* Task description: Which lines in the material below contain the word "Кулибина"? Copy each of them.
--- BEGIN ---
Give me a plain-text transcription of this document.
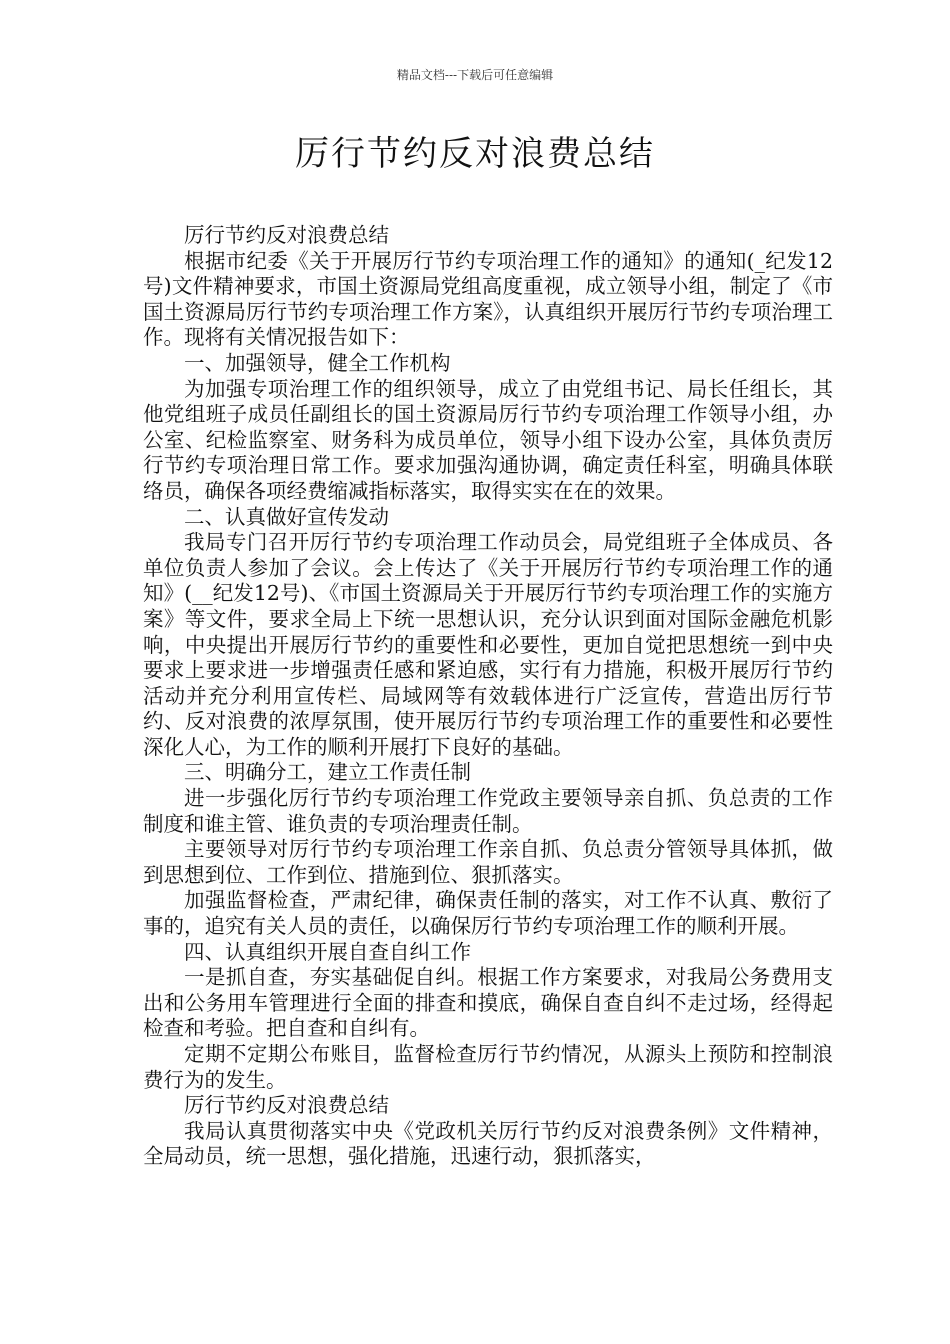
精品文档---下载后可任意编辑
厉行节约反对浪费总结

厉行节约反对浪费总结

根据市纪委《关于开展厉行节约专项治理工作的通知》的通知(_纪发12号)文件精神要求，市国土资源局党组高度重视，成立领导小组，制定了《市国土资源局厉行节约专项治理工作方案》，认真组织开展厉行节约专项治理工作。现将有关情况报告如下：

一、加强领导，健全工作机构

为加强专项治理工作的组织领导，成立了由党组书记、局长任组长，其他党组班子成员任副组长的国土资源局厉行节约专项治理工作领导小组，办公室、纪检监察室、财务科为成员单位，领导小组下设办公室，具体负责厉行节约专项治理日常工作。要求加强沟通协调，确定责任科室，明确具体联络员，确保各项经费缩减指标落实，取得实实在在的效果。

二、认真做好宣传发动

我局专门召开厉行节约专项治理工作动员会，局党组班子全体成员、各单位负责人参加了会议。会上传达了《关于开展厉行节约专项治理工作的通知》(__纪发12号)、《市国土资源局关于开展厉行节约专项治理工作的实施方案》等文件，要求全局上下统一思想认识，充分认识到面对国际金融危机影响，中央提出开展厉行节约的重要性和必要性，更加自觉把思想统一到中央要求上要求进一步增强责任感和紧迫感，实行有力措施，积极开展厉行节约活动并充分利用宣传栏、局域网等有效载体进行广泛宣传，营造出厉行节约、反对浪费的浓厚氛围，使开展厉行节约专项治理工作的重要性和必要性深化人心，为工作的顺利开展打下良好的基础。

三、明确分工，建立工作责任制

进一步强化厉行节约专项治理工作党政主要领导亲自抓、负总责的工作制度和谁主管、谁负责的专项治理责任制。

主要领导对厉行节约专项治理工作亲自抓、负总责分管领导具体抓，做到思想到位、工作到位、措施到位、狠抓落实。

加强监督检查，严肃纪律，确保责任制的落实，对工作不认真、敷衍了事的，追究有关人员的责任，以确保厉行节约专项治理工作的顺利开展。

四、认真组织开展自查自纠工作

一是抓自查，夯实基础促自纠。根据工作方案要求，对我局公务费用支出和公务用车管理进行全面的排查和摸底，确保自查自纠不走过场，经得起检查和考验。把自查和自纠有。

定期不定期公布账目，监督检查厉行节约情况，从源头上预防和控制浪费行为的发生。

厉行节约反对浪费总结

我局认真贯彻落实中央《党政机关厉行节约反对浪费条例》文件精神，全局动员，统一思想，强化措施，迅速行动，狠抓落实，
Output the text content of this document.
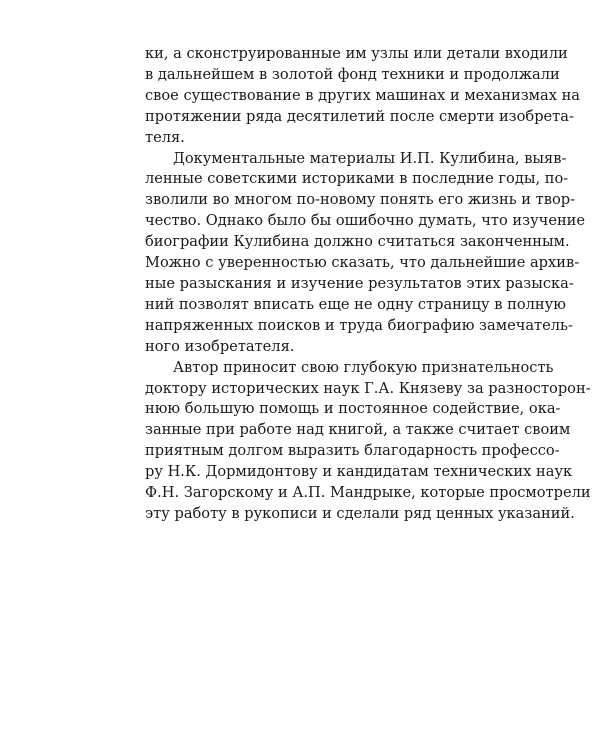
ки, а сконструированные им узлы или детали входили
в дальнейшем в золотой фонд техники и продолжали
свое существование в других машинах и механизмах на
протяжении ряда десятилетий после смерти изобрета-
теля.
Документальные материалы И.П. Кулибина, выяв-
ленные советскими историками в последние годы, по-
зволили во многом по-новому понять его жизнь и твор-
чество. Однако было бы ошибочно думать, что изучение
биографии Кулибина должно считаться законченным.
Можно с уверенностью сказать, что дальнейшие архив-
ные разыскания и изучение результатов этих разыска-
ний позволят вписать еще не одну страницу в полную
напряженных поисков и труда биографию замечатель-
ного изобретателя.
Автор приносит свою глубокую признательность
доктору исторических наук Г.А. Князеву за разносторон-
нюю большую помощь и постоянное содействие, ока-
занные при работе над книгой, а также считает своим
приятным долгом выразить благодарность профессо-
ру Н.К. Дормидонтову и кандидатам технических наук
Ф.Н. Загорскому и А.П. Мандрыке, которые просмотрели
эту работу в рукописи и сделали ряд ценных указаний.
--- END ---
* Solution below:
Документальные материалы И.П. Кулибина, выяв-
биографии Кулибина должно считаться законченным.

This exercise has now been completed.